### WHAT IS EXPECTED
Restate the data word for word and leave the images out.

### MATERIAL SHOWN
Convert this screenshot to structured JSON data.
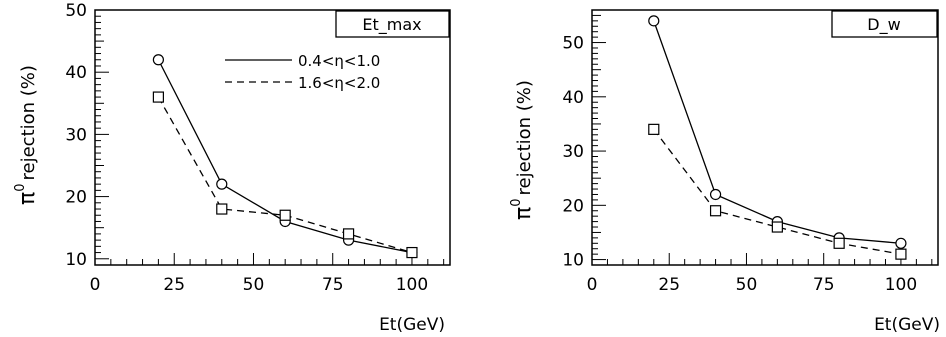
{
  "chart_data": [
    {
      "type": "line",
      "box_label": "Et_max",
      "xlabel": "Et(GeV)",
      "ylabel": "π⁰ rejection (%)",
      "ylabel_main": "rejection (%)",
      "xlim": [
        0,
        112
      ],
      "ylim": [
        9,
        50
      ],
      "xticks": [
        0,
        25,
        50,
        75,
        100
      ],
      "yticks": [
        10,
        20,
        30,
        40,
        50
      ],
      "legend": "top-right",
      "series": [
        {
          "name": "0.4<η<1.0",
          "style": "solid",
          "marker": "circle",
          "x": [
            20,
            40,
            60,
            80,
            100
          ],
          "y": [
            42,
            22,
            16,
            13,
            11
          ]
        },
        {
          "name": "1.6<η<2.0",
          "style": "dashed",
          "marker": "square",
          "x": [
            20,
            40,
            60,
            80,
            100
          ],
          "y": [
            36,
            18,
            17,
            14,
            11
          ]
        }
      ]
    },
    {
      "type": "line",
      "box_label": "D_w",
      "xlabel": "Et(GeV)",
      "ylabel": "π⁰ rejection (%)",
      "ylabel_main": "rejection (%)",
      "xlim": [
        0,
        112
      ],
      "ylim": [
        9,
        56
      ],
      "xticks": [
        0,
        25,
        50,
        75,
        100
      ],
      "yticks": [
        10,
        20,
        30,
        40,
        50
      ],
      "series": [
        {
          "style": "solid",
          "marker": "circle",
          "x": [
            20,
            40,
            60,
            80,
            100
          ],
          "y": [
            54,
            22,
            17,
            14,
            13
          ]
        },
        {
          "style": "dashed",
          "marker": "square",
          "x": [
            20,
            40,
            60,
            80,
            100
          ],
          "y": [
            34,
            19,
            16,
            13,
            11
          ]
        }
      ]
    }
  ]
}
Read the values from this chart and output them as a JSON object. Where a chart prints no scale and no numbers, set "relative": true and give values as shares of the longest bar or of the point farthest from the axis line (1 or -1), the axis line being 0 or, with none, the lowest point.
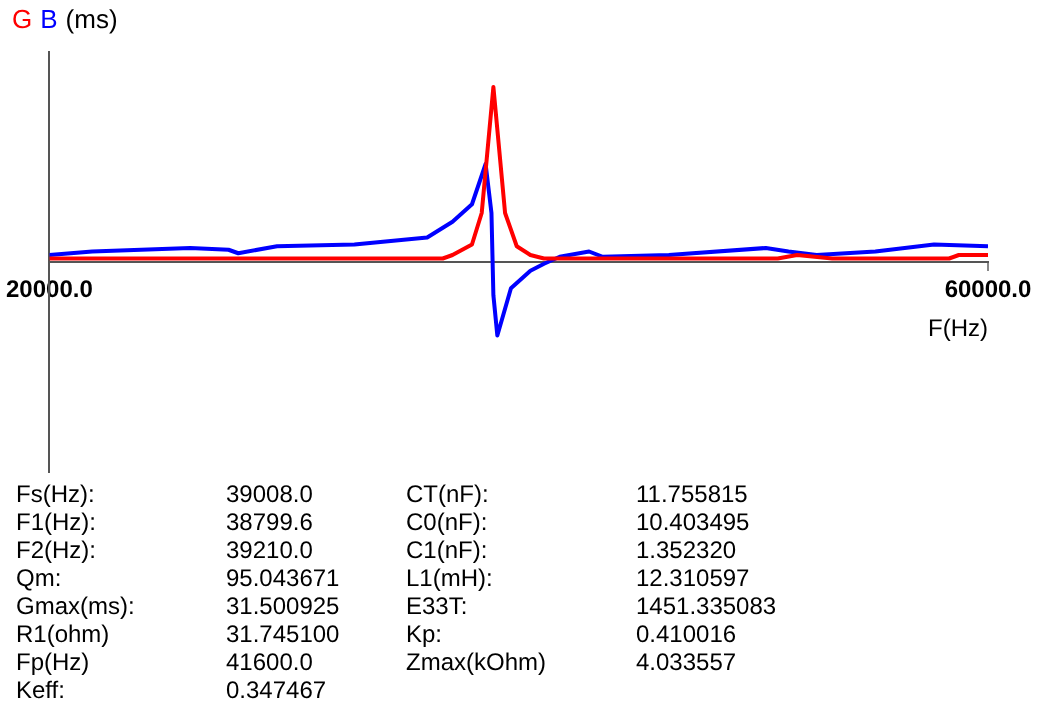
{
  "chart_data": {
    "type": "line",
    "relative": true,
    "ylabel": "(ms)",
    "xlabel": "F(Hz)",
    "legend": "top left",
    "grid": false,
    "marker": "none",
    "line_style": "solid",
    "xlim": [
      20000,
      60000
    ],
    "xticks": [
      {
        "value": 20000,
        "label": "20000.0"
      },
      {
        "value": 60000,
        "label": "60000.0"
      }
    ],
    "series": [
      {
        "name": "G",
        "color": "#ff0000",
        "x": [
          20000,
          27635,
          36763,
          37179,
          38009,
          38424,
          38673,
          38922,
          39171,
          39420,
          39917,
          40498,
          41079,
          44233,
          51038,
          51868,
          53362,
          58341,
          58755,
          60000
        ],
        "values": [
          0.02,
          0.02,
          0.02,
          0.04,
          0.1,
          0.28,
          0.64,
          1,
          0.64,
          0.28,
          0.09,
          0.04,
          0.02,
          0.02,
          0.02,
          0.04,
          0.02,
          0.02,
          0.04,
          0.04
        ]
      },
      {
        "name": "B",
        "color": "#0000ff",
        "x": [
          20000,
          21826,
          26000,
          27635,
          28050,
          29700,
          33000,
          36100,
          37180,
          38010,
          38590,
          38840,
          38922,
          39090,
          39670,
          40500,
          41080,
          41750,
          43000,
          43580,
          46400,
          50530,
          51500,
          52700,
          55200,
          57700,
          60000
        ],
        "values": [
          0.04,
          0.06,
          0.08,
          0.07,
          0.05,
          0.09,
          0.1,
          0.14,
          0.23,
          0.33,
          0.56,
          0.28,
          -0.19,
          -0.42,
          -0.15,
          -0.05,
          -0.01,
          0.03,
          0.06,
          0.03,
          0.04,
          0.08,
          0.06,
          0.04,
          0.06,
          0.1,
          0.09
        ]
      }
    ],
    "annotations": [
      "Fs(Hz):",
      "39008.0",
      "CT(nF):",
      "11.755815",
      "F1(Hz):",
      "38799.6",
      "C0(nF):",
      "10.403495",
      "F2(Hz):",
      "39210.0",
      "C1(nF):",
      "1.352320",
      "Qm:",
      "95.043671",
      "L1(mH):",
      "12.310597",
      "Gmax(ms):",
      "31.500925",
      "E33T:",
      "1451.335083",
      "R1(ohm)",
      "31.745100",
      "Kp:",
      "0.410016",
      "Fp(Hz)",
      "41600.0",
      "Zmax(kOhm)",
      "4.033557",
      "Keff:",
      "0.347467"
    ]
  }
}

### SOLUTION
Convert this screenshot to structured JSON data.
{
  "chart_data": [
    {
      "type": "line",
      "box_label": "Et_max",
      "xlabel": "Et(GeV)",
      "ylabel": "π⁰ rejection (%)",
      "ylabel_main": "rejection (%)",
      "xlim": [
        0,
        112
      ],
      "ylim": [
        9,
        50
      ],
      "xticks": [
        0,
        25,
        50,
        75,
        100
      ],
      "yticks": [
        10,
        20,
        30,
        40,
        50
      ],
      "legend": "top-right",
      "series": [
        {
          "name": "0.4<η<1.0",
          "style": "solid",
          "marker": "circle",
          "x": [
            20,
            40,
            60,
            80,
            100
          ],
          "y": [
            42,
            22,
            16,
            13,
            11
          ]
        },
        {
          "name": "1.6<η<2.0",
          "style": "dashed",
          "marker": "square",
          "x": [
            20,
            40,
            60,
            80,
            100
          ],
          "y": [
            36,
            18,
            17,
            14,
            11
          ]
        }
      ]
    },
    {
      "type": "line",
      "box_label": "D_w",
      "xlabel": "Et(GeV)",
      "ylabel": "π⁰ rejection (%)",
      "ylabel_main": "rejection (%)",
      "xlim": [
        0,
        112
      ],
      "ylim": [
        9,
        56
      ],
      "xticks": [
        0,
        25,
        50,
        75,
        100
      ],
      "yticks": [
        10,
        20,
        30,
        40,
        50
      ],
      "series": [
        {
          "style": "solid",
          "marker": "circle",
          "x": [
            20,
            40,
            60,
            80,
            100
          ],
          "y": [
            54,
            22,
            17,
            14,
            13
          ]
        },
        {
          "style": "dashed",
          "marker": "square",
          "x": [
            20,
            40,
            60,
            80,
            100
          ],
          "y": [
            34,
            19,
            16,
            13,
            11
          ]
        }
      ]
    }
  ]
}
Read the values from this chart and output them as a JSON object. Where a chart prints no scale and no numbers, set "relative": true and give values as shares of the longest bar or of the point farthest from the axis line (1 or -1), the axis line being 0 or, with none, the lowest point.
{
  "chart_data": {
    "type": "line",
    "relative": true,
    "ylabel": "(ms)",
    "xlabel": "F(Hz)",
    "legend": "top left",
    "grid": false,
    "marker": "none",
    "line_style": "solid",
    "xlim": [
      20000,
      60000
    ],
    "xticks": [
      {
        "value": 20000,
        "label": "20000.0"
      },
      {
        "value": 60000,
        "label": "60000.0"
      }
    ],
    "series": [
      {
        "name": "G",
        "color": "#ff0000",
        "x": [
          20000,
          27635,
          36763,
          37179,
          38009,
          38424,
          38673,
          38922,
          39171,
          39420,
          39917,
          40498,
          41079,
          44233,
          51038,
          51868,
          53362,
          58341,
          58755,
          60000
        ],
        "values": [
          0.02,
          0.02,
          0.02,
          0.04,
          0.1,
          0.28,
          0.64,
          1,
          0.64,
          0.28,
          0.09,
          0.04,
          0.02,
          0.02,
          0.02,
          0.04,
          0.02,
          0.02,
          0.04,
          0.04
        ]
      },
      {
        "name": "B",
        "color": "#0000ff",
        "x": [
          20000,
          21826,
          26000,
          27635,
          28050,
          29700,
          33000,
          36100,
          37180,
          38010,
          38590,
          38840,
          38922,
          39090,
          39670,
          40500,
          41080,
          41750,
          43000,
          43580,
          46400,
          50530,
          51500,
          52700,
          55200,
          57700,
          60000
        ],
        "values": [
          0.04,
          0.06,
          0.08,
          0.07,
          0.05,
          0.09,
          0.1,
          0.14,
          0.23,
          0.33,
          0.56,
          0.28,
          -0.19,
          -0.42,
          -0.15,
          -0.05,
          -0.01,
          0.03,
          0.06,
          0.03,
          0.04,
          0.08,
          0.06,
          0.04,
          0.06,
          0.1,
          0.09
        ]
      }
    ],
    "annotations": [
      "Fs(Hz):",
      "39008.0",
      "CT(nF):",
      "11.755815",
      "F1(Hz):",
      "38799.6",
      "C0(nF):",
      "10.403495",
      "F2(Hz):",
      "39210.0",
      "C1(nF):",
      "1.352320",
      "Qm:",
      "95.043671",
      "L1(mH):",
      "12.310597",
      "Gmax(ms):",
      "31.500925",
      "E33T:",
      "1451.335083",
      "R1(ohm)",
      "31.745100",
      "Kp:",
      "0.410016",
      "Fp(Hz)",
      "41600.0",
      "Zmax(kOhm)",
      "4.033557",
      "Keff:",
      "0.347467"
    ]
  }
}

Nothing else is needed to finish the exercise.